● **SHORT EXERCISE**
Output the material in the stretch from the line containing "List each element" through the line containing "x-tick-label: 0 <box>411 703 418 716</box>" as a two-column CSV headed input and output, one row per pair. Put each value in a single quoted field, with line breaks turned into spaces.

● **PROVIDED RECORDS**
-------------------------
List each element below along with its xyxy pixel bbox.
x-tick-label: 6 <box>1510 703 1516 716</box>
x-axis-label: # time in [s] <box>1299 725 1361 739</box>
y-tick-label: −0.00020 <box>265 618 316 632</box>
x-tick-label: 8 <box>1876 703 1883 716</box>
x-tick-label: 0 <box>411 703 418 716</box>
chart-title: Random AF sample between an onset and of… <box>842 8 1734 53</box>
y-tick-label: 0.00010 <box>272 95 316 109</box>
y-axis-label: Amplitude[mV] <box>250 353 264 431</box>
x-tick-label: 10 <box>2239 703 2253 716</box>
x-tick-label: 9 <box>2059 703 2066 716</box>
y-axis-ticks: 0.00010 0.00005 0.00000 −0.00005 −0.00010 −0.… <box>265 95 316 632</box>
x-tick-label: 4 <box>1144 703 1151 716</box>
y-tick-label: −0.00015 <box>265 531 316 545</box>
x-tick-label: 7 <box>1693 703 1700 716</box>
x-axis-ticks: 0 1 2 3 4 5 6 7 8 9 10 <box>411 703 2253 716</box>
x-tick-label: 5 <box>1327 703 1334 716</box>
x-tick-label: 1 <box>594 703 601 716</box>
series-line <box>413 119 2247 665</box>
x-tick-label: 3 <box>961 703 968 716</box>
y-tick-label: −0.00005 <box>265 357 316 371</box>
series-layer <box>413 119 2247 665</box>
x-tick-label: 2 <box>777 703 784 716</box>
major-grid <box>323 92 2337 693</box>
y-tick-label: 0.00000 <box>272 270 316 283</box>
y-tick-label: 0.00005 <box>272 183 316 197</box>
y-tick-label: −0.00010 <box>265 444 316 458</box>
-------------------------
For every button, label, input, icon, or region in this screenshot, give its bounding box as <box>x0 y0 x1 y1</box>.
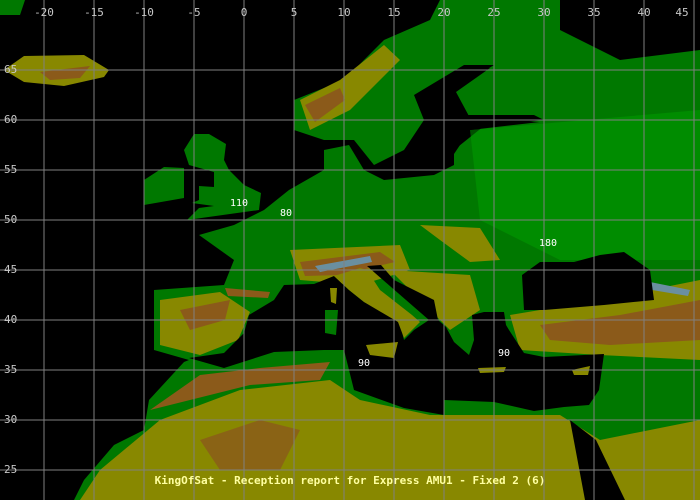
-------------------------
● **RESPONSE**
input,output
"List each element below along with its xyxy pixel bbox.","x-tick-label: 6 <box>1510 703 1516 716</box> x-axis-label: # time in [s] <box>1299 725 1361 739</box> y-tick-label: −0.00020 <box>265 618 316 632</box> x-tick-label: 8 <box>1876 703 1883 716</box> x-tick-label: 0 <box>411 703 418 716</box>"